◆ **RECORD EXCERPTS**
● ● ● ● ● ● ●

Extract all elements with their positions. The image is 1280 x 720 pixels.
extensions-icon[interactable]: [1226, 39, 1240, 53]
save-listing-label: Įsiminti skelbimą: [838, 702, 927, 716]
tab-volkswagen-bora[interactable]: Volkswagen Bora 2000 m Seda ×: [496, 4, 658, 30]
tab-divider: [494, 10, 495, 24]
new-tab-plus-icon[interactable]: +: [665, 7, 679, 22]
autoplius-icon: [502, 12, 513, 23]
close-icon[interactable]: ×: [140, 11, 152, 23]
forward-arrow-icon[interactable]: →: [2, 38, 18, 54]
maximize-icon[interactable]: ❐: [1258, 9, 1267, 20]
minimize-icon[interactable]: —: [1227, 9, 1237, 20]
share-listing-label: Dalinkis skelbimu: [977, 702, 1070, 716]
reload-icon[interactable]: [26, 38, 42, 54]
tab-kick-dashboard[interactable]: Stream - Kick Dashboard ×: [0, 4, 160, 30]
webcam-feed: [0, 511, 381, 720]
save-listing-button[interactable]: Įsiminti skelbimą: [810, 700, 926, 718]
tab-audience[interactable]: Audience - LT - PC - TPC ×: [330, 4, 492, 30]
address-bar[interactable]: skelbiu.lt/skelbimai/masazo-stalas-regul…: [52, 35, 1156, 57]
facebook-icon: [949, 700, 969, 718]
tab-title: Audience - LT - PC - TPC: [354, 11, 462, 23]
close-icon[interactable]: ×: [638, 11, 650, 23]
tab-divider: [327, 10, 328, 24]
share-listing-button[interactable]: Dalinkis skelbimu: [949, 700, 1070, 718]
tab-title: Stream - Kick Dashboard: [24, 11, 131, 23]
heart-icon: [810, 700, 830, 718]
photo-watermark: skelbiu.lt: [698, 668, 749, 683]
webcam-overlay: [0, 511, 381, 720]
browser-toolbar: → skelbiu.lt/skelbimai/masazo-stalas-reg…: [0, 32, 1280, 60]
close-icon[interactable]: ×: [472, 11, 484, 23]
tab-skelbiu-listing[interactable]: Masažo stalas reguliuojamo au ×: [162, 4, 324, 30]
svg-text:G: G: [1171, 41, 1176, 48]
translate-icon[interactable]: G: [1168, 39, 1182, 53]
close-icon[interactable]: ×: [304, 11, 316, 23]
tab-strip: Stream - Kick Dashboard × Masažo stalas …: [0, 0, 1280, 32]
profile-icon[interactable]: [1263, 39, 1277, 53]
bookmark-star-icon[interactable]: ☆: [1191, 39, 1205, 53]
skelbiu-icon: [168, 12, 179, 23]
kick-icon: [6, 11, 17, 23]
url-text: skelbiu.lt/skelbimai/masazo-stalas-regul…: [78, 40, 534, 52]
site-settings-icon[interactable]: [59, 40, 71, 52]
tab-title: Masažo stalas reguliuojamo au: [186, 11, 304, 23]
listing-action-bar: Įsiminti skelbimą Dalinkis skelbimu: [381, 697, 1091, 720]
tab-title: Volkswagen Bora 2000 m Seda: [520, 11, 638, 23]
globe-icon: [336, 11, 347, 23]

● ● ● ● ● ● ●

◆ **TASK GOAL**
Print the lines above unchanged, from the first one up to and including the line that contains "tab-title: Masažo stalas".

◆ **CORRECT ANSWER**
Extract all elements with their positions. The image is 1280 x 720 pixels.
extensions-icon[interactable]: [1226, 39, 1240, 53]
save-listing-label: Įsiminti skelbimą: [838, 702, 927, 716]
tab-volkswagen-bora[interactable]: Volkswagen Bora 2000 m Seda ×: [496, 4, 658, 30]
tab-divider: [494, 10, 495, 24]
new-tab-plus-icon[interactable]: +: [665, 7, 679, 22]
autoplius-icon: [502, 12, 513, 23]
close-icon[interactable]: ×: [140, 11, 152, 23]
forward-arrow-icon[interactable]: →: [2, 38, 18, 54]
maximize-icon[interactable]: ❐: [1258, 9, 1267, 20]
minimize-icon[interactable]: —: [1227, 9, 1237, 20]
share-listing-label: Dalinkis skelbimu: [977, 702, 1070, 716]
reload-icon[interactable]: [26, 38, 42, 54]
tab-kick-dashboard[interactable]: Stream - Kick Dashboard ×: [0, 4, 160, 30]
webcam-feed: [0, 511, 381, 720]
save-listing-button[interactable]: Įsiminti skelbimą: [810, 700, 926, 718]
tab-audience[interactable]: Audience - LT - PC - TPC ×: [330, 4, 492, 30]
address-bar[interactable]: skelbiu.lt/skelbimai/masazo-stalas-regul…: [52, 35, 1156, 57]
facebook-icon: [949, 700, 969, 718]
tab-title: Audience - LT - PC - TPC: [354, 11, 462, 23]
close-icon[interactable]: ×: [638, 11, 650, 23]
tab-divider: [327, 10, 328, 24]
share-listing-button[interactable]: Dalinkis skelbimu: [949, 700, 1070, 718]
tab-title: Stream - Kick Dashboard: [24, 11, 131, 23]
heart-icon: [810, 700, 830, 718]
photo-watermark: skelbiu.lt: [698, 668, 749, 683]
webcam-overlay: [0, 511, 381, 720]
browser-toolbar: → skelbiu.lt/skelbimai/masazo-stalas-reg…: [0, 32, 1280, 60]
close-icon[interactable]: ×: [472, 11, 484, 23]
tab-skelbiu-listing[interactable]: Masažo stalas reguliuojamo au ×: [162, 4, 324, 30]
svg-text:G: G: [1171, 41, 1176, 48]
translate-icon[interactable]: G: [1168, 39, 1182, 53]
close-icon[interactable]: ×: [304, 11, 316, 23]
tab-strip: Stream - Kick Dashboard × Masažo stalas …: [0, 0, 1280, 32]
profile-icon[interactable]: [1263, 39, 1277, 53]
bookmark-star-icon[interactable]: ☆: [1191, 39, 1205, 53]
skelbiu-icon: [168, 12, 179, 23]
kick-icon: [6, 11, 17, 23]
url-text: skelbiu.lt/skelbimai/masazo-stalas-regul…: [78, 40, 534, 52]
site-settings-icon[interactable]: [59, 40, 71, 52]
tab-title: Masažo stalas reguliuojamo au: [186, 11, 304, 23]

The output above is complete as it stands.